[START]

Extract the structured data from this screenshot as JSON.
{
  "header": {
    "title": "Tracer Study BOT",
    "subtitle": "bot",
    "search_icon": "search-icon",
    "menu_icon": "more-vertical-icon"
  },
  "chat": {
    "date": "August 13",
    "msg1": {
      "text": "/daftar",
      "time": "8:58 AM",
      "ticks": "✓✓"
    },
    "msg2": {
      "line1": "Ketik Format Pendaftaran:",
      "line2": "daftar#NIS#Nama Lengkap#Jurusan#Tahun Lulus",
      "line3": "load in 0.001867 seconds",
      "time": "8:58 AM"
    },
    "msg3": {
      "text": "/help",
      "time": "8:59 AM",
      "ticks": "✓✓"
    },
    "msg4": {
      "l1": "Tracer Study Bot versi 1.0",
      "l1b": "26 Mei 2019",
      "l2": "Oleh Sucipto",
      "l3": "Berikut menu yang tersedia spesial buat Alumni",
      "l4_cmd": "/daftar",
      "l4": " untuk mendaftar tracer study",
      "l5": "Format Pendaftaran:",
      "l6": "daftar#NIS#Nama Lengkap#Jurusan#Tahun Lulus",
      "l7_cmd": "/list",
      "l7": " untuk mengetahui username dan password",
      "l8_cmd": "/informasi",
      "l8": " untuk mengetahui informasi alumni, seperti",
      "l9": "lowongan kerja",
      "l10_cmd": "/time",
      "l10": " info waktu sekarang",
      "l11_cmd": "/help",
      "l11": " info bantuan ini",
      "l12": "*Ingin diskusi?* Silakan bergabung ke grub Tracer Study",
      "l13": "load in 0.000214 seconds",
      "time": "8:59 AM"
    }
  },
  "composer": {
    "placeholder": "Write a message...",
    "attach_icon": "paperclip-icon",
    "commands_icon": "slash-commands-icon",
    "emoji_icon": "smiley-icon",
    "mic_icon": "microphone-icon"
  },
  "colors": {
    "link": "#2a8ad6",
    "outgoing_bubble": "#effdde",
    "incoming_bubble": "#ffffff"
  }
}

[END]

Give the entries again in full, exactly as they are written.

- FINAL ANSWER -
Extract the structured data from this screenshot as JSON.
{
  "header": {
    "title": "Tracer Study BOT",
    "subtitle": "bot",
    "search_icon": "search-icon",
    "menu_icon": "more-vertical-icon"
  },
  "chat": {
    "date": "August 13",
    "msg1": {
      "text": "/daftar",
      "time": "8:58 AM",
      "ticks": "✓✓"
    },
    "msg2": {
      "line1": "Ketik Format Pendaftaran:",
      "line2": "daftar#NIS#Nama Lengkap#Jurusan#Tahun Lulus",
      "line3": "load in 0.001867 seconds",
      "time": "8:58 AM"
    },
    "msg3": {
      "text": "/help",
      "time": "8:59 AM",
      "ticks": "✓✓"
    },
    "msg4": {
      "l1": "Tracer Study Bot versi 1.0",
      "l1b": "26 Mei 2019",
      "l2": "Oleh Sucipto",
      "l3": "Berikut menu yang tersedia spesial buat Alumni",
      "l4_cmd": "/daftar",
      "l4": " untuk mendaftar tracer study",
      "l5": "Format Pendaftaran:",
      "l6": "daftar#NIS#Nama Lengkap#Jurusan#Tahun Lulus",
      "l7_cmd": "/list",
      "l7": " untuk mengetahui username dan password",
      "l8_cmd": "/informasi",
      "l8": " untuk mengetahui informasi alumni, seperti",
      "l9": "lowongan kerja",
      "l10_cmd": "/time",
      "l10": " info waktu sekarang",
      "l11_cmd": "/help",
      "l11": " info bantuan ini",
      "l12": "*Ingin diskusi?* Silakan bergabung ke grub Tracer Study",
      "l13": "load in 0.000214 seconds",
      "time": "8:59 AM"
    }
  },
  "composer": {
    "placeholder": "Write a message...",
    "attach_icon": "paperclip-icon",
    "commands_icon": "slash-commands-icon",
    "emoji_icon": "smiley-icon",
    "mic_icon": "microphone-icon"
  },
  "colors": {
    "link": "#2a8ad6",
    "outgoing_bubble": "#effdde",
    "incoming_bubble": "#ffffff"
  }
}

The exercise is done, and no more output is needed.